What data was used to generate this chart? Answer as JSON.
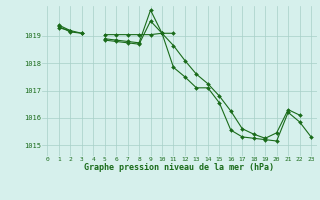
{
  "x": [
    0,
    1,
    2,
    3,
    4,
    5,
    6,
    7,
    8,
    9,
    10,
    11,
    12,
    13,
    14,
    15,
    16,
    17,
    18,
    19,
    20,
    21,
    22,
    23
  ],
  "series1": [
    null,
    1019.3,
    1019.2,
    1019.1,
    null,
    1018.85,
    1018.8,
    1018.75,
    1018.7,
    1019.55,
    1019.1,
    1017.85,
    1017.5,
    1017.1,
    1017.1,
    1016.55,
    1015.55,
    1015.3,
    1015.25,
    1015.2,
    1015.15,
    1016.2,
    1015.85,
    1015.3
  ],
  "series2": [
    null,
    1019.4,
    1019.2,
    null,
    null,
    1019.05,
    1019.05,
    1019.05,
    1019.05,
    1019.05,
    1019.1,
    1019.1,
    null,
    null,
    null,
    null,
    null,
    null,
    null,
    null,
    null,
    null,
    null,
    null
  ],
  "series3": [
    null,
    1019.35,
    1019.15,
    1019.1,
    null,
    1018.9,
    1018.85,
    1018.8,
    1018.75,
    1019.95,
    1019.1,
    1018.65,
    1018.1,
    1017.6,
    1017.25,
    1016.8,
    1016.25,
    1015.6,
    1015.4,
    1015.25,
    1015.45,
    1016.3,
    1016.1,
    null
  ],
  "line_color": "#1a6b1a",
  "bg_color": "#d6f0ec",
  "grid_color": "#a8cfc8",
  "text_color": "#1a6b1a",
  "xlabel": "Graphe pression niveau de la mer (hPa)",
  "ylabel_values": [
    1015,
    1016,
    1017,
    1018,
    1019
  ],
  "ylim": [
    1014.6,
    1020.1
  ],
  "xlim": [
    -0.5,
    23.5
  ]
}
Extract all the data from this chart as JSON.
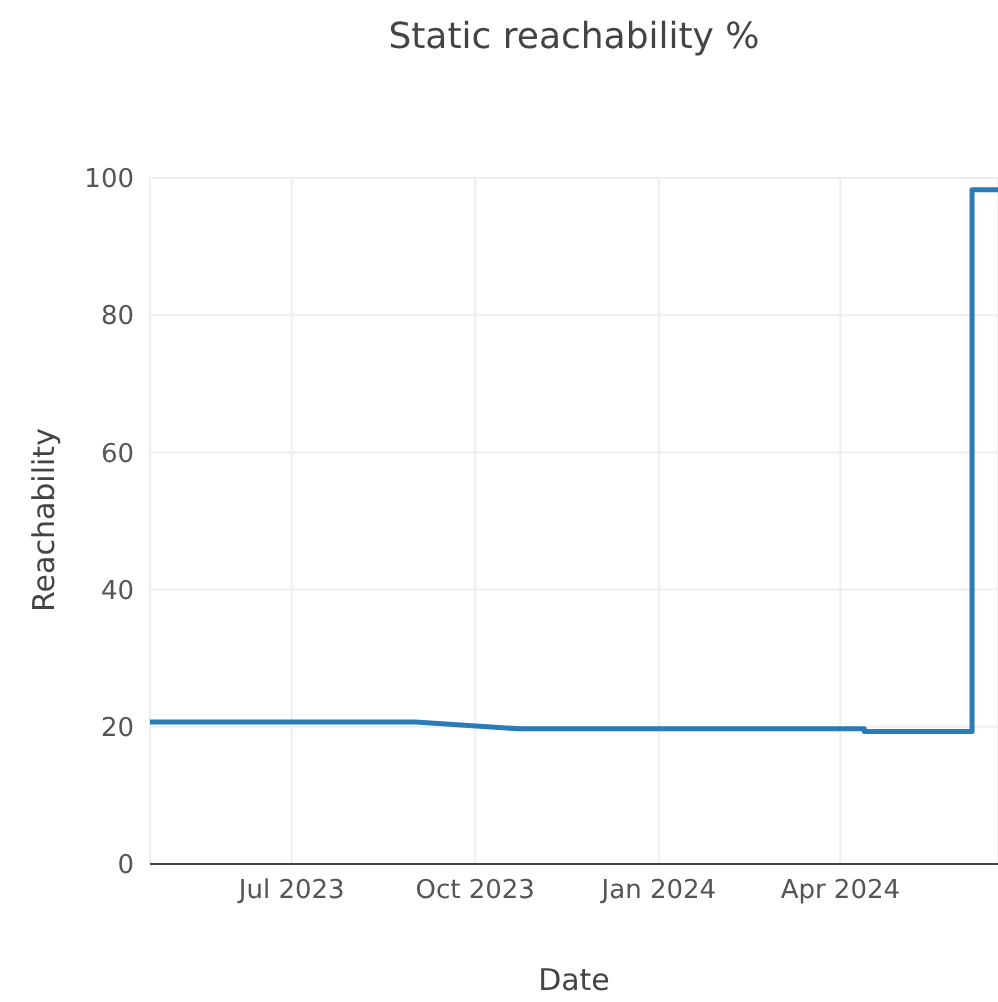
{
  "chart_data": {
    "type": "line",
    "title": "Static reachability %",
    "xlabel": "Date",
    "ylabel": "Reachability",
    "x": [
      "2023-04-21",
      "2023-09-01",
      "2023-10-23",
      "2024-04-13",
      "2024-04-13",
      "2024-06-06",
      "2024-06-06",
      "2024-06-19"
    ],
    "series": [
      {
        "color": "#2b7bb9",
        "values": [
          20.7,
          20.7,
          19.7,
          19.7,
          19.3,
          19.3,
          98.3,
          98.3
        ]
      }
    ],
    "xlim": [
      "2023-04-21",
      "2024-06-19"
    ],
    "xticks": [
      {
        "value": "2023-07-01",
        "label": "Jul 2023"
      },
      {
        "value": "2023-10-01",
        "label": "Oct 2023"
      },
      {
        "value": "2024-01-01",
        "label": "Jan 2024"
      },
      {
        "value": "2024-04-01",
        "label": "Apr 2024"
      }
    ],
    "ylim": [
      0,
      100
    ],
    "yticks": [
      0,
      20,
      40,
      60,
      80,
      100
    ],
    "grid": true,
    "legend": false,
    "marker": "none",
    "line_style": "solid"
  }
}
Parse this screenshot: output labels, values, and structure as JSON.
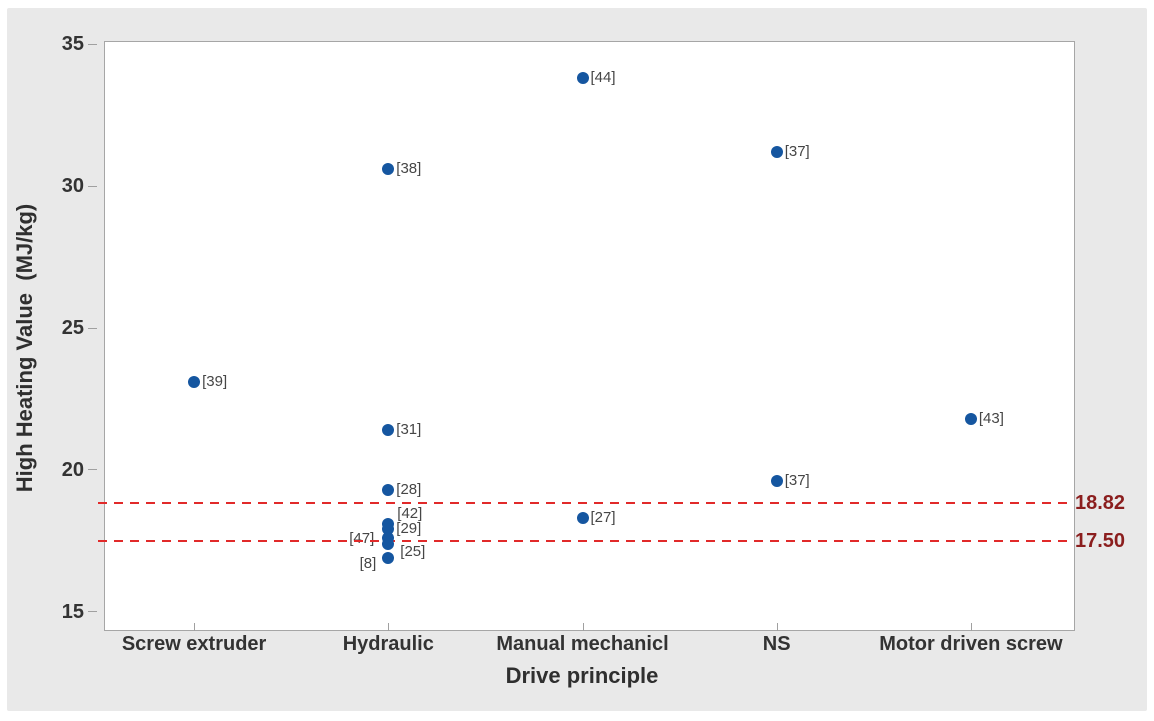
{
  "figure": {
    "background_color": "#e9e9e9",
    "plot_background": "#ffffff"
  },
  "chart_data": {
    "type": "scatter",
    "title": "",
    "xlabel": "Drive principle",
    "ylabel": "High Heating Value  (MJ/kg)",
    "categories": [
      "Screw extruder",
      "Hydraulic",
      "Manual mechanicl",
      "NS",
      "Motor driven screw"
    ],
    "yticks": [
      35,
      30,
      25,
      20,
      15
    ],
    "ylim": [
      14.6,
      35.4
    ],
    "grid": false,
    "legend": false,
    "points": [
      {
        "category": "Screw extruder",
        "category_index": 0,
        "value": 23.1,
        "label": "[39]",
        "label_pos": "right"
      },
      {
        "category": "Hydraulic",
        "category_index": 1,
        "value": 30.6,
        "label": "[38]",
        "label_pos": "right"
      },
      {
        "category": "Hydraulic",
        "category_index": 1,
        "value": 21.4,
        "label": "[31]",
        "label_pos": "right"
      },
      {
        "category": "Hydraulic",
        "category_index": 1,
        "value": 19.3,
        "label": "[28]",
        "label_pos": "right"
      },
      {
        "category": "Hydraulic",
        "category_index": 1,
        "value": 18.1,
        "label": "[42]",
        "label_pos": "above-right"
      },
      {
        "category": "Hydraulic",
        "category_index": 1,
        "value": 17.9,
        "label": "[29]",
        "label_pos": "right"
      },
      {
        "category": "Hydraulic",
        "category_index": 1,
        "value": 17.6,
        "label": "[47]",
        "label_pos": "left"
      },
      {
        "category": "Hydraulic",
        "category_index": 1,
        "value": 17.4,
        "label": "[25]",
        "label_pos": "below-right"
      },
      {
        "category": "Hydraulic",
        "category_index": 1,
        "value": 16.9,
        "label": "[8]",
        "label_pos": "below-left"
      },
      {
        "category": "Manual mechanicl",
        "category_index": 2,
        "value": 33.8,
        "label": "[44]",
        "label_pos": "right"
      },
      {
        "category": "Manual mechanicl",
        "category_index": 2,
        "value": 18.3,
        "label": "[27]",
        "label_pos": "right"
      },
      {
        "category": "NS",
        "category_index": 3,
        "value": 31.2,
        "label": "[37]",
        "label_pos": "right"
      },
      {
        "category": "NS",
        "category_index": 3,
        "value": 19.6,
        "label": "[37]",
        "label_pos": "right"
      },
      {
        "category": "Motor driven screw",
        "category_index": 4,
        "value": 21.8,
        "label": "[43]",
        "label_pos": "right"
      }
    ],
    "reference_lines": [
      {
        "value": 18.82,
        "label": "18.82"
      },
      {
        "value": 17.5,
        "label": "17.50"
      }
    ],
    "colors": {
      "point": "#1556a0",
      "reference_line": "#e12a2a",
      "reference_label": "#8b1e1e",
      "axis_text": "#333333",
      "point_label_text": "#464646"
    }
  }
}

◇ ◇ ◇ ◇ ◇

_Your goal:_ Quote every line word for word and keep the images out of the copy.

_Written answer:_
What data was used to generate this chart? Answer as JSON.
{
  "x": [
    0,
    1,
    2,
    3,
    4,
    5,
    6,
    7,
    8,
    9,
    10,
    11,
    12,
    13,
    14,
    15,
    16,
    17,
    18,
    19,
    20,
    21,
    22,
    23
  ],
  "series1": [
    null,
    1019.3,
    1019.2,
    1019.1,
    null,
    1018.85,
    1018.8,
    1018.75,
    1018.7,
    1019.55,
    1019.1,
    1017.85,
    1017.5,
    1017.1,
    1017.1,
    1016.55,
    1015.55,
    1015.3,
    1015.25,
    1015.2,
    1015.15,
    1016.2,
    1015.85,
    1015.3
  ],
  "series2": [
    null,
    1019.4,
    1019.2,
    null,
    null,
    1019.05,
    1019.05,
    1019.05,
    1019.05,
    1019.05,
    1019.1,
    1019.1,
    null,
    null,
    null,
    null,
    null,
    null,
    null,
    null,
    null,
    null,
    null,
    null
  ],
  "series3": [
    null,
    1019.35,
    1019.15,
    1019.1,
    null,
    1018.9,
    1018.85,
    1018.8,
    1018.75,
    1019.95,
    1019.1,
    1018.65,
    1018.1,
    1017.6,
    1017.25,
    1016.8,
    1016.25,
    1015.6,
    1015.4,
    1015.25,
    1015.45,
    1016.3,
    1016.1,
    null
  ],
  "line_color": "#1a6b1a",
  "bg_color": "#d6f0ec",
  "grid_color": "#a8cfc8",
  "text_color": "#1a6b1a",
  "xlabel": "Graphe pression niveau de la mer (hPa)",
  "ylabel_values": [
    1015,
    1016,
    1017,
    1018,
    1019
  ],
  "ylim": [
    1014.6,
    1020.1
  ],
  "xlim": [
    -0.5,
    23.5
  ]
}
Extract all the data from this chart as JSON.
{
  "chart_data": {
    "type": "line",
    "title": "Static reachability %",
    "xlabel": "Date",
    "ylabel": "Reachability",
    "x": [
      "2023-04-21",
      "2023-09-01",
      "2023-10-23",
      "2024-04-13",
      "2024-04-13",
      "2024-06-06",
      "2024-06-06",
      "2024-06-19"
    ],
    "series": [
      {
        "color": "#2b7bb9",
        "values": [
          20.7,
          20.7,
          19.7,
          19.7,
          19.3,
          19.3,
          98.3,
          98.3
        ]
      }
    ],
    "xlim": [
      "2023-04-21",
      "2024-06-19"
    ],
    "xticks": [
      {
        "value": "2023-07-01",
        "label": "Jul 2023"
      },
      {
        "value": "2023-10-01",
        "label": "Oct 2023"
      },
      {
        "value": "2024-01-01",
        "label": "Jan 2024"
      },
      {
        "value": "2024-04-01",
        "label": "Apr 2024"
      }
    ],
    "ylim": [
      0,
      100
    ],
    "yticks": [
      0,
      20,
      40,
      60,
      80,
      100
    ],
    "grid": true,
    "legend": false,
    "marker": "none",
    "line_style": "solid"
  }
}
Parse this screenshot: output labels, values, and structure as JSON.
{
  "figure": {
    "background_color": "#e9e9e9",
    "plot_background": "#ffffff"
  },
  "chart_data": {
    "type": "scatter",
    "title": "",
    "xlabel": "Drive principle",
    "ylabel": "High Heating Value  (MJ/kg)",
    "categories": [
      "Screw extruder",
      "Hydraulic",
      "Manual mechanicl",
      "NS",
      "Motor driven screw"
    ],
    "yticks": [
      35,
      30,
      25,
      20,
      15
    ],
    "ylim": [
      14.6,
      35.4
    ],
    "grid": false,
    "legend": false,
    "points": [
      {
        "category": "Screw extruder",
        "category_index": 0,
        "value": 23.1,
        "label": "[39]",
        "label_pos": "right"
      },
      {
        "category": "Hydraulic",
        "category_index": 1,
        "value": 30.6,
        "label": "[38]",
        "label_pos": "right"
      },
      {
        "category": "Hydraulic",
        "category_index": 1,
        "value": 21.4,
        "label": "[31]",
        "label_pos": "right"
      },
      {
        "category": "Hydraulic",
        "category_index": 1,
        "value": 19.3,
        "label": "[28]",
        "label_pos": "right"
      },
      {
        "category": "Hydraulic",
        "category_index": 1,
        "value": 18.1,
        "label": "[42]",
        "label_pos": "above-right"
      },
      {
        "category": "Hydraulic",
        "category_index": 1,
        "value": 17.9,
        "label": "[29]",
        "label_pos": "right"
      },
      {
        "category": "Hydraulic",
        "category_index": 1,
        "value": 17.6,
        "label": "[47]",
        "label_pos": "left"
      },
      {
        "category": "Hydraulic",
        "category_index": 1,
        "value": 17.4,
        "label": "[25]",
        "label_pos": "below-right"
      },
      {
        "category": "Hydraulic",
        "category_index": 1,
        "value": 16.9,
        "label": "[8]",
        "label_pos": "below-left"
      },
      {
        "category": "Manual mechanicl",
        "category_index": 2,
        "value": 33.8,
        "label": "[44]",
        "label_pos": "right"
      },
      {
        "category": "Manual mechanicl",
        "category_index": 2,
        "value": 18.3,
        "label": "[27]",
        "label_pos": "right"
      },
      {
        "category": "NS",
        "category_index": 3,
        "value": 31.2,
        "label": "[37]",
        "label_pos": "right"
      },
      {
        "category": "NS",
        "category_index": 3,
        "value": 19.6,
        "label": "[37]",
        "label_pos": "right"
      },
      {
        "category": "Motor driven screw",
        "category_index": 4,
        "value": 21.8,
        "label": "[43]",
        "label_pos": "right"
      }
    ],
    "reference_lines": [
      {
        "value": 18.82,
        "label": "18.82"
      },
      {
        "value": 17.5,
        "label": "17.50"
      }
    ],
    "colors": {
      "point": "#1556a0",
      "reference_line": "#e12a2a",
      "reference_label": "#8b1e1e",
      "axis_text": "#333333",
      "point_label_text": "#464646"
    }
  }
}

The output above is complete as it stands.